• **Exercise brief**
A single number is the answer here: how many lines of the entries contain "JSON"?

• **Records shown**

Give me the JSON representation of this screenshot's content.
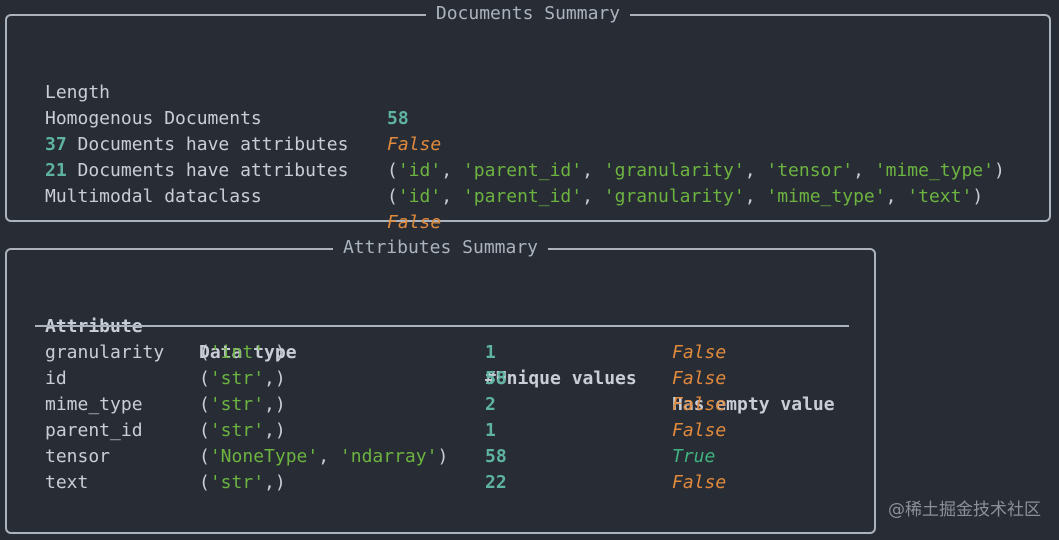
{
  "documents_summary": {
    "title": "Documents Summary",
    "length_label": "Length",
    "length_value": "58",
    "homogenous_label": "Homogenous Documents",
    "homogenous_value": "False",
    "group1_count": "37",
    "group1_label": " Documents have attributes",
    "group1_attrs": [
      "'id'",
      "'parent_id'",
      "'granularity'",
      "'tensor'",
      "'mime_type'"
    ],
    "group2_count": "21",
    "group2_label": " Documents have attributes",
    "group2_attrs": [
      "'id'",
      "'parent_id'",
      "'granularity'",
      "'mime_type'",
      "'text'"
    ],
    "multimodal_label": "Multimodal dataclass",
    "multimodal_value": "False"
  },
  "attributes_summary": {
    "title": "Attributes Summary",
    "headers": {
      "attribute": "Attribute",
      "data_type": "Data type",
      "unique": "#Unique values",
      "empty": "Has empty value"
    },
    "rows": [
      {
        "attribute": "granularity",
        "types": [
          "'int'"
        ],
        "unique": "1",
        "empty": "False"
      },
      {
        "attribute": "id",
        "types": [
          "'str'"
        ],
        "unique": "58",
        "empty": "False"
      },
      {
        "attribute": "mime_type",
        "types": [
          "'str'"
        ],
        "unique": "2",
        "empty": "False"
      },
      {
        "attribute": "parent_id",
        "types": [
          "'str'"
        ],
        "unique": "1",
        "empty": "False"
      },
      {
        "attribute": "tensor",
        "types": [
          "'NoneType'",
          "'ndarray'"
        ],
        "unique": "58",
        "empty": "True"
      },
      {
        "attribute": "text",
        "types": [
          "'str'"
        ],
        "unique": "22",
        "empty": "False"
      }
    ]
  },
  "watermark": "@稀土掘金技术社区",
  "colors": {
    "background": "#282c35",
    "border": "#aab3be",
    "number": "#5fb3a1",
    "false": "#e08a3c",
    "true": "#3fb27f",
    "string": "#6cb340"
  }
}
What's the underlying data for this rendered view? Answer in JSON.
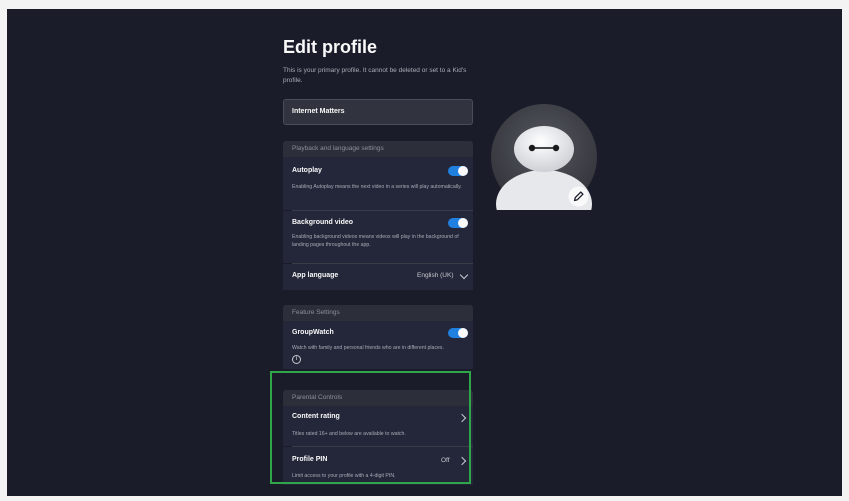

• **Answer to this exercise**
2